▸ What the task requires:
Output every line exactly as written. Leave out pictures.
* * * * * * *
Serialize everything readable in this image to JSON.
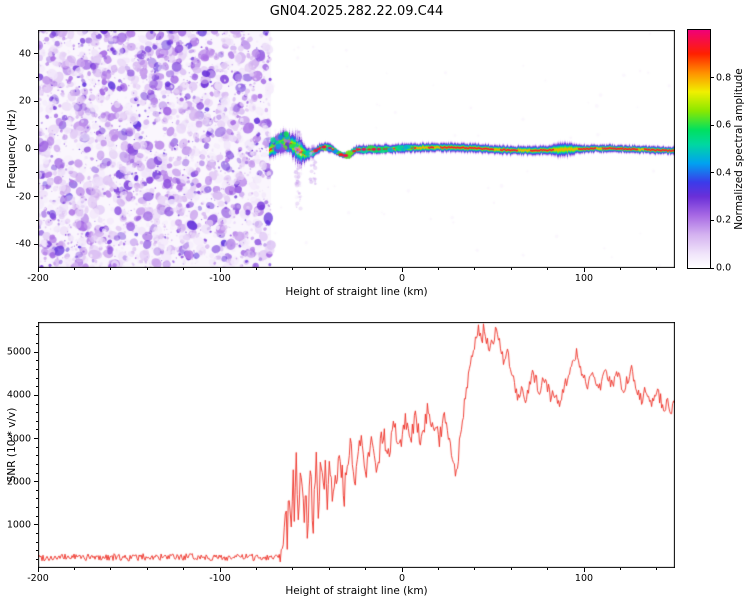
{
  "title": "GN04.2025.282.22.09.C44",
  "chart_data": [
    {
      "type": "heatmap",
      "title": "",
      "xlabel": "Height of straight line (km)",
      "ylabel": "Frequency (Hz)",
      "xlim": [
        -200,
        150
      ],
      "ylim": [
        -50,
        50
      ],
      "xticks": [
        -200,
        -100,
        0,
        100
      ],
      "yticks": [
        -40,
        -20,
        0,
        20,
        40
      ],
      "minor_x_step": 20,
      "minor_y_step": 10,
      "grid": false,
      "legend": false,
      "noise_region": {
        "x_start": -200,
        "x_end": -72,
        "description": "broadband random speckle noise filling all frequencies, purple/lavender tones"
      },
      "band": {
        "x_start": -73,
        "x_end": 150,
        "center_hz": 0,
        "approx_halfwidth_hz": 3,
        "description": "narrow horizontal spectral band centered near 0 Hz, red core surrounded by yellow/green/cyan/blue/purple halo; ragged and wider near onset (-72 to -40 km), pinched near -33 km, slight bulge near 88 km"
      },
      "colorbar": {
        "label": "Normalized spectral amplitude",
        "range": [
          0,
          1
        ],
        "ticks": [
          0.0,
          0.2,
          0.4,
          0.6,
          0.8
        ],
        "colormap": [
          [
            0.0,
            "#ffffff"
          ],
          [
            0.06,
            "#f0e4fa"
          ],
          [
            0.14,
            "#d4b2f0"
          ],
          [
            0.22,
            "#a86ae4"
          ],
          [
            0.3,
            "#6a2fd8"
          ],
          [
            0.36,
            "#3b3bea"
          ],
          [
            0.44,
            "#00a2f0"
          ],
          [
            0.52,
            "#00d8a0"
          ],
          [
            0.58,
            "#00e060"
          ],
          [
            0.66,
            "#8ae800"
          ],
          [
            0.74,
            "#f0f000"
          ],
          [
            0.82,
            "#ff9000"
          ],
          [
            0.9,
            "#ff2000"
          ],
          [
            1.0,
            "#f00078"
          ]
        ]
      }
    },
    {
      "type": "line",
      "title": "",
      "xlabel": "Height of straight line (km)",
      "ylabel": "SNR (10 * v/v)",
      "xlim": [
        -200,
        150
      ],
      "ylim": [
        0,
        5700
      ],
      "xticks": [
        -200,
        -100,
        0,
        100
      ],
      "yticks": [
        1000,
        2000,
        3000,
        4000,
        5000
      ],
      "minor_x_step": 20,
      "minor_y_step": 200,
      "grid": false,
      "legend": false,
      "jitter": [
        {
          "until": -67,
          "amp": 160
        },
        {
          "until": -30,
          "amp": 700
        },
        {
          "until": 32,
          "amp": 500
        },
        {
          "until": 999,
          "amp": 300
        }
      ],
      "series": [
        {
          "name": "SNR",
          "color": "#ee2e24",
          "x": [
            -200,
            -190,
            -180,
            -170,
            -160,
            -150,
            -140,
            -130,
            -120,
            -110,
            -100,
            -90,
            -80,
            -72,
            -68,
            -66,
            -65,
            -64,
            -63,
            -62,
            -61,
            -60,
            -59,
            -58,
            -57,
            -56,
            -55,
            -54,
            -53,
            -52,
            -51,
            -50,
            -49,
            -48,
            -47,
            -46,
            -45,
            -44,
            -43,
            -42,
            -41,
            -40,
            -38,
            -36,
            -34,
            -32,
            -30,
            -28,
            -26,
            -24,
            -22,
            -20,
            -18,
            -16,
            -14,
            -12,
            -10,
            -8,
            -6,
            -4,
            -2,
            0,
            2,
            4,
            6,
            8,
            10,
            12,
            14,
            16,
            18,
            20,
            22,
            24,
            26,
            28,
            30,
            32,
            34,
            36,
            38,
            40,
            42,
            44,
            45,
            46,
            48,
            50,
            52,
            54,
            56,
            58,
            60,
            62,
            64,
            66,
            68,
            70,
            72,
            74,
            76,
            78,
            80,
            82,
            84,
            86,
            88,
            90,
            92,
            94,
            96,
            98,
            100,
            102,
            104,
            106,
            108,
            110,
            112,
            114,
            116,
            118,
            120,
            122,
            124,
            126,
            128,
            130,
            132,
            134,
            136,
            138,
            140,
            142,
            144,
            146,
            148,
            150
          ],
          "y": [
            250,
            235,
            260,
            240,
            255,
            235,
            258,
            242,
            252,
            262,
            238,
            252,
            246,
            255,
            270,
            420,
            900,
            1600,
            700,
            1900,
            800,
            2300,
            1200,
            2600,
            900,
            1800,
            2400,
            1000,
            2000,
            800,
            1600,
            2200,
            900,
            1900,
            2500,
            1200,
            2100,
            2700,
            1500,
            2300,
            1000,
            2600,
            1400,
            2200,
            2800,
            1600,
            2400,
            2900,
            1800,
            2600,
            3000,
            2000,
            2700,
            3100,
            2200,
            2800,
            3200,
            2500,
            3000,
            3300,
            2700,
            3100,
            3400,
            2900,
            3200,
            3500,
            3000,
            3300,
            3600,
            3100,
            3400,
            2900,
            3300,
            3600,
            3100,
            2500,
            2300,
            3000,
            3700,
            4300,
            4900,
            5200,
            5500,
            5300,
            5600,
            5400,
            5100,
            5300,
            5500,
            5200,
            4800,
            5000,
            4500,
            4200,
            3900,
            4100,
            3800,
            4200,
            4500,
            4300,
            4100,
            4400,
            4200,
            3900,
            4100,
            3800,
            4000,
            4300,
            4600,
            4800,
            5000,
            4700,
            4400,
            4200,
            4500,
            4300,
            4100,
            4400,
            4600,
            4400,
            4200,
            4500,
            4300,
            4100,
            4400,
            4600,
            4300,
            4100,
            3900,
            4200,
            4000,
            3800,
            4100,
            3900,
            3700,
            3900,
            3600,
            3800
          ]
        }
      ]
    }
  ]
}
* * * * * * *
▸ Written response:
Serialize everything readable in this image to JSON.
{
  "title": "GN04.2025.282.22.09.C44",
  "chart_data": [
    {
      "type": "heatmap",
      "title": "",
      "xlabel": "Height of straight line (km)",
      "ylabel": "Frequency (Hz)",
      "xlim": [
        -200,
        150
      ],
      "ylim": [
        -50,
        50
      ],
      "xticks": [
        -200,
        -100,
        0,
        100
      ],
      "yticks": [
        -40,
        -20,
        0,
        20,
        40
      ],
      "minor_x_step": 20,
      "minor_y_step": 10,
      "grid": false,
      "legend": false,
      "noise_region": {
        "x_start": -200,
        "x_end": -72,
        "description": "broadband random speckle noise filling all frequencies, purple/lavender tones"
      },
      "band": {
        "x_start": -73,
        "x_end": 150,
        "center_hz": 0,
        "approx_halfwidth_hz": 3,
        "description": "narrow horizontal spectral band centered near 0 Hz, red core surrounded by yellow/green/cyan/blue/purple halo; ragged and wider near onset (-72 to -40 km), pinched near -33 km, slight bulge near 88 km"
      },
      "colorbar": {
        "label": "Normalized spectral amplitude",
        "range": [
          0,
          1
        ],
        "ticks": [
          0.0,
          0.2,
          0.4,
          0.6,
          0.8
        ],
        "colormap": [
          [
            0.0,
            "#ffffff"
          ],
          [
            0.06,
            "#f0e4fa"
          ],
          [
            0.14,
            "#d4b2f0"
          ],
          [
            0.22,
            "#a86ae4"
          ],
          [
            0.3,
            "#6a2fd8"
          ],
          [
            0.36,
            "#3b3bea"
          ],
          [
            0.44,
            "#00a2f0"
          ],
          [
            0.52,
            "#00d8a0"
          ],
          [
            0.58,
            "#00e060"
          ],
          [
            0.66,
            "#8ae800"
          ],
          [
            0.74,
            "#f0f000"
          ],
          [
            0.82,
            "#ff9000"
          ],
          [
            0.9,
            "#ff2000"
          ],
          [
            1.0,
            "#f00078"
          ]
        ]
      }
    },
    {
      "type": "line",
      "title": "",
      "xlabel": "Height of straight line (km)",
      "ylabel": "SNR (10 * v/v)",
      "xlim": [
        -200,
        150
      ],
      "ylim": [
        0,
        5700
      ],
      "xticks": [
        -200,
        -100,
        0,
        100
      ],
      "yticks": [
        1000,
        2000,
        3000,
        4000,
        5000
      ],
      "minor_x_step": 20,
      "minor_y_step": 200,
      "grid": false,
      "legend": false,
      "jitter": [
        {
          "until": -67,
          "amp": 160
        },
        {
          "until": -30,
          "amp": 700
        },
        {
          "until": 32,
          "amp": 500
        },
        {
          "until": 999,
          "amp": 300
        }
      ],
      "series": [
        {
          "name": "SNR",
          "color": "#ee2e24",
          "x": [
            -200,
            -190,
            -180,
            -170,
            -160,
            -150,
            -140,
            -130,
            -120,
            -110,
            -100,
            -90,
            -80,
            -72,
            -68,
            -66,
            -65,
            -64,
            -63,
            -62,
            -61,
            -60,
            -59,
            -58,
            -57,
            -56,
            -55,
            -54,
            -53,
            -52,
            -51,
            -50,
            -49,
            -48,
            -47,
            -46,
            -45,
            -44,
            -43,
            -42,
            -41,
            -40,
            -38,
            -36,
            -34,
            -32,
            -30,
            -28,
            -26,
            -24,
            -22,
            -20,
            -18,
            -16,
            -14,
            -12,
            -10,
            -8,
            -6,
            -4,
            -2,
            0,
            2,
            4,
            6,
            8,
            10,
            12,
            14,
            16,
            18,
            20,
            22,
            24,
            26,
            28,
            30,
            32,
            34,
            36,
            38,
            40,
            42,
            44,
            45,
            46,
            48,
            50,
            52,
            54,
            56,
            58,
            60,
            62,
            64,
            66,
            68,
            70,
            72,
            74,
            76,
            78,
            80,
            82,
            84,
            86,
            88,
            90,
            92,
            94,
            96,
            98,
            100,
            102,
            104,
            106,
            108,
            110,
            112,
            114,
            116,
            118,
            120,
            122,
            124,
            126,
            128,
            130,
            132,
            134,
            136,
            138,
            140,
            142,
            144,
            146,
            148,
            150
          ],
          "y": [
            250,
            235,
            260,
            240,
            255,
            235,
            258,
            242,
            252,
            262,
            238,
            252,
            246,
            255,
            270,
            420,
            900,
            1600,
            700,
            1900,
            800,
            2300,
            1200,
            2600,
            900,
            1800,
            2400,
            1000,
            2000,
            800,
            1600,
            2200,
            900,
            1900,
            2500,
            1200,
            2100,
            2700,
            1500,
            2300,
            1000,
            2600,
            1400,
            2200,
            2800,
            1600,
            2400,
            2900,
            1800,
            2600,
            3000,
            2000,
            2700,
            3100,
            2200,
            2800,
            3200,
            2500,
            3000,
            3300,
            2700,
            3100,
            3400,
            2900,
            3200,
            3500,
            3000,
            3300,
            3600,
            3100,
            3400,
            2900,
            3300,
            3600,
            3100,
            2500,
            2300,
            3000,
            3700,
            4300,
            4900,
            5200,
            5500,
            5300,
            5600,
            5400,
            5100,
            5300,
            5500,
            5200,
            4800,
            5000,
            4500,
            4200,
            3900,
            4100,
            3800,
            4200,
            4500,
            4300,
            4100,
            4400,
            4200,
            3900,
            4100,
            3800,
            4000,
            4300,
            4600,
            4800,
            5000,
            4700,
            4400,
            4200,
            4500,
            4300,
            4100,
            4400,
            4600,
            4400,
            4200,
            4500,
            4300,
            4100,
            4400,
            4600,
            4300,
            4100,
            3900,
            4200,
            4000,
            3800,
            4100,
            3900,
            3700,
            3900,
            3600,
            3800
          ]
        }
      ]
    }
  ]
}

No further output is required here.